** BEGIN DOCUMENT SECTION **

Superman Returns
Brandon Routh, Kevin Spacey
My great-grandfather was a cattle and horse trader. One of the secrets he had to getting a few extra bucks for his livestock was to find a couple of the most pathetic cows that ever graced this planet. He would first parade these creatures in front of a potential buyer, knowing that any cattle that followed would look like textbook examples of perfection, and his wallet would grow fatter. One of my best friends in the world has the exact opposite effect when it comes to humanity. Not only does he look like a long lost Kennedy brother, but he has the perfect family and is a huge business success. If you lived next to one of his homes, woke up in the morning next to your snoring spouse, pulled your cellulite-filled backside out of bed, stepped over the clutter that your ungrateful children left the night before as you made your way towards the front door to get the newspaper, you might see him drive his Hummer past or he might be jogging by. (He runs marathons.) He would stop, turn off his Yanni music, as you grunt trying to pick up the newspaper, and he would invite you to his Stepford Wives church or ask if you had gotten his family’s Christmas card, the one where everyone in the brood is wearing matching sweaters in front of a brick fireplace, or rave about the wonderful weekend they just had at some tropical getaway where brown skinned natives served you drinks with umbrellas in them by a pool. Leaving, he would wave. You would wave back, and the moment his back was turned his back, your fingers, no longer under your control, would form a gesture that your mother would not be proud of because you know that in comparison to him you are one of the pathetic cows that has been put on earth just to make him look better. Who wants to spend the evening with someone so perfect?

** END DOCUMENT SECTION **

### SHORT TASK:
Quote the Superman Returns review in full, word for word. The lines that come next have no connection to the Superman Returns review.

** BEGIN PROVIDED MATERIAL **

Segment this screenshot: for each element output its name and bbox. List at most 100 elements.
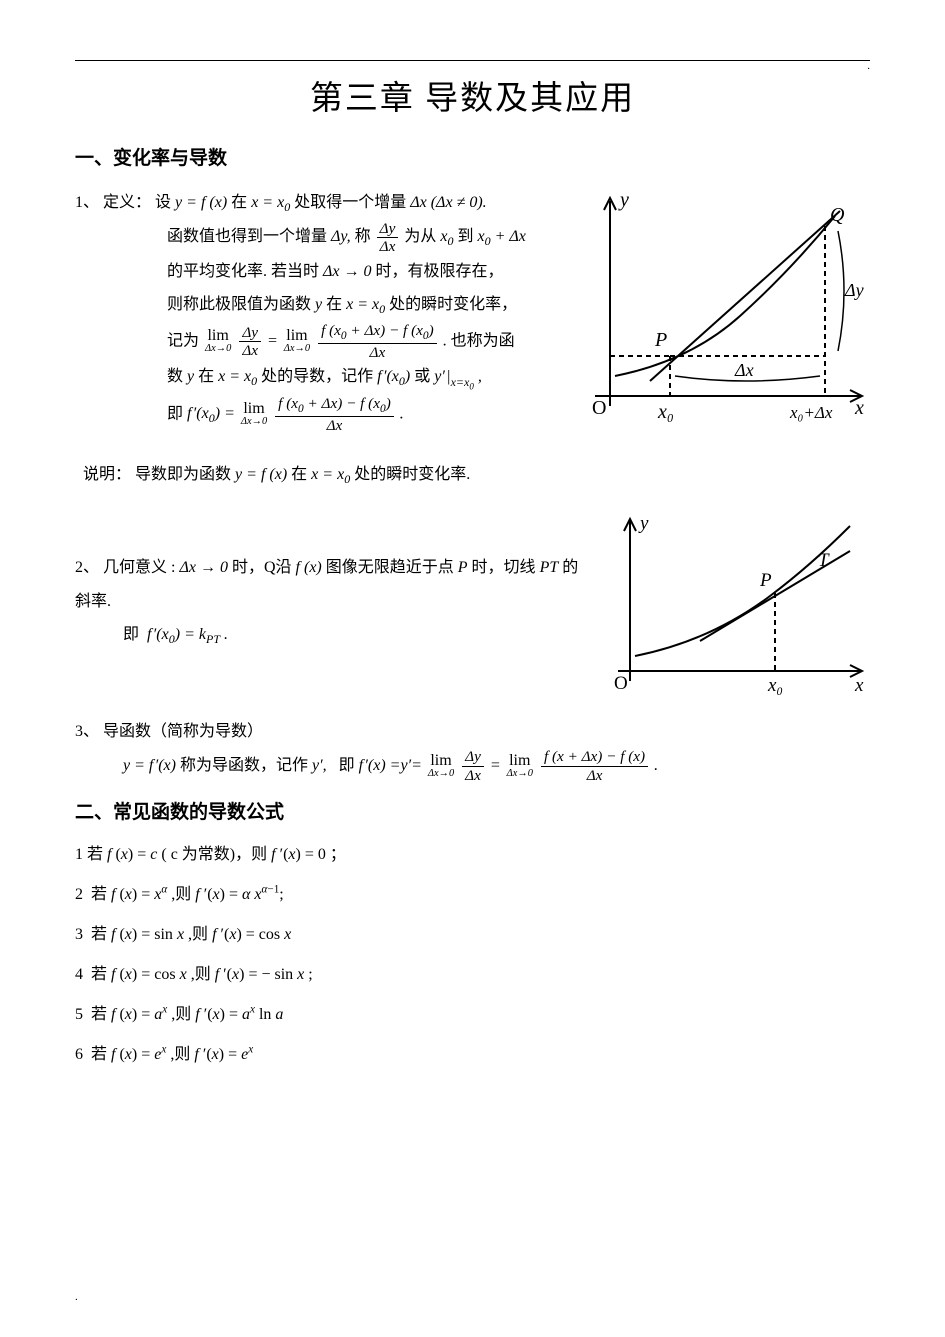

** END PROVIDED MATERIAL **

### WRITTEN RESPONSE:
Superman Returns
Brandon Routh, Kevin Spacey
My great-grandfather was a cattle and horse trader. One of the secrets he had to getting a few extra bucks for his livestock was to find a couple of the most pathetic cows that ever graced this planet. He would first parade these creatures in front of a potential buyer, knowing that any cattle that followed would look like textbook examples of perfection, and his wallet would grow fatter. One of my best friends in the world has the exact opposite effect when it comes to humanity. Not only does he look like a long lost Kennedy brother, but he has the perfect family and is a huge business success. If you lived next to one of his homes, woke up in the morning next to your snoring spouse, pulled your cellulite-filled backside out of bed, stepped over the clutter that your ungrateful children left the night before as you made your way towards the front door to get the newspaper, you might see him drive his Hummer past or he might be jogging by. (He runs marathons.) He would stop, turn off his Yanni music, as you grunt trying to pick up the newspaper, and he would invite you to his Stepford Wives church or ask if you had gotten his family’s Christmas card, the one where everyone in the brood is wearing matching sweaters in front of a brick fireplace, or rave about the wonderful weekend they just had at some tropical getaway where brown skinned natives served you drinks with umbrellas in them by a pool. Leaving, he would wave. You would wave back, and the moment his back was turned his back, your fingers, no longer under your control, would form a gesture that your mother would not be proud of because you know that in comparison to him you are one of the pathetic cows that has been put on earth just to make him look better. Who wants to spend the evening with someone so perfect?